▶ Stated goal: Copy out the whole listing exactly as written, leaving the pictures behind.

Some records
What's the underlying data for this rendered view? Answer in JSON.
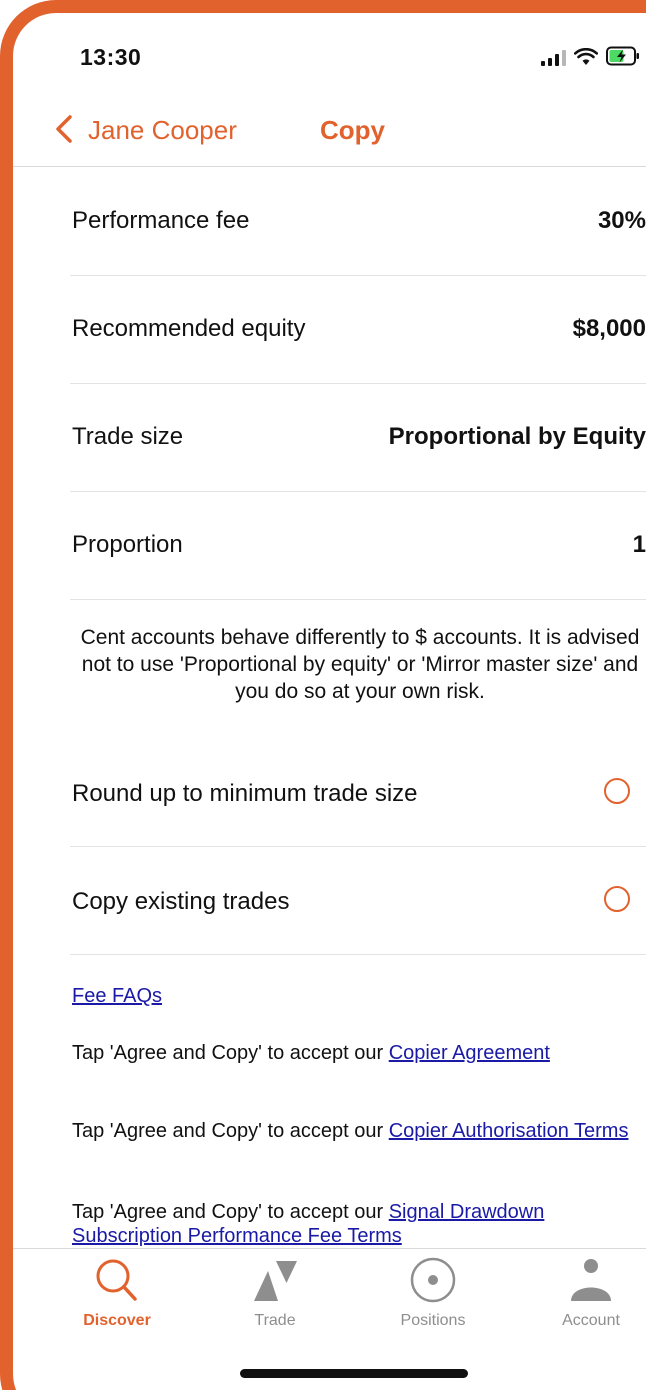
{
  "status_bar": {
    "time": "13:30"
  },
  "nav": {
    "back_label": "Jane Cooper",
    "title": "Copy"
  },
  "settings": {
    "rows": [
      {
        "label": "Performance fee",
        "value": "30%"
      },
      {
        "label": "Recommended equity",
        "value": "$8,000"
      },
      {
        "label": "Trade size",
        "value": "Proportional by Equity"
      },
      {
        "label": "Proportion",
        "value": "1"
      }
    ]
  },
  "warning_text": "Cent accounts behave differently to $ accounts. It is advised not to use 'Proportional by equity' or 'Mirror master size' and you do so at your own risk.",
  "options": [
    {
      "label": "Round up to minimum trade size",
      "selected": false
    },
    {
      "label": "Copy existing trades",
      "selected": false
    }
  ],
  "links": {
    "fee_faqs": "Fee FAQs",
    "terms": [
      {
        "prefix": "Tap 'Agree and Copy' to accept our ",
        "link": "Copier Agreement"
      },
      {
        "prefix": "Tap 'Agree and Copy' to accept our ",
        "link": "Copier Authorisation Terms"
      },
      {
        "prefix": "Tap 'Agree and Copy' to accept our ",
        "link": "Signal Drawdown Subscription Performance Fee Terms"
      }
    ]
  },
  "tabbar": {
    "tabs": [
      {
        "label": "Discover",
        "icon": "search-icon",
        "active": true
      },
      {
        "label": "Trade",
        "icon": "trade-icon",
        "active": false
      },
      {
        "label": "Positions",
        "icon": "positions-icon",
        "active": false
      },
      {
        "label": "Account",
        "icon": "account-icon",
        "active": false
      }
    ]
  },
  "colors": {
    "accent": "#e2622e",
    "link": "#1a1aa6",
    "inactive_tab": "#8e8e8e"
  }
}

▶ Output of the exercise:
What's the underlying data for this rendered view? Answer in JSON.
{
  "status_bar": {
    "time": "13:30"
  },
  "nav": {
    "back_label": "Jane Cooper",
    "title": "Copy"
  },
  "settings": {
    "rows": [
      {
        "label": "Performance fee",
        "value": "30%"
      },
      {
        "label": "Recommended equity",
        "value": "$8,000"
      },
      {
        "label": "Trade size",
        "value": "Proportional by Equity"
      },
      {
        "label": "Proportion",
        "value": "1"
      }
    ]
  },
  "warning_text": "Cent accounts behave differently to $ accounts. It is advised not to use 'Proportional by equity' or 'Mirror master size' and you do so at your own risk.",
  "options": [
    {
      "label": "Round up to minimum trade size",
      "selected": false
    },
    {
      "label": "Copy existing trades",
      "selected": false
    }
  ],
  "links": {
    "fee_faqs": "Fee FAQs",
    "terms": [
      {
        "prefix": "Tap 'Agree and Copy' to accept our ",
        "link": "Copier Agreement"
      },
      {
        "prefix": "Tap 'Agree and Copy' to accept our ",
        "link": "Copier Authorisation Terms"
      },
      {
        "prefix": "Tap 'Agree and Copy' to accept our ",
        "link": "Signal Drawdown Subscription Performance Fee Terms"
      }
    ]
  },
  "tabbar": {
    "tabs": [
      {
        "label": "Discover",
        "icon": "search-icon",
        "active": true
      },
      {
        "label": "Trade",
        "icon": "trade-icon",
        "active": false
      },
      {
        "label": "Positions",
        "icon": "positions-icon",
        "active": false
      },
      {
        "label": "Account",
        "icon": "account-icon",
        "active": false
      }
    ]
  },
  "colors": {
    "accent": "#e2622e",
    "link": "#1a1aa6",
    "inactive_tab": "#8e8e8e"
  }
}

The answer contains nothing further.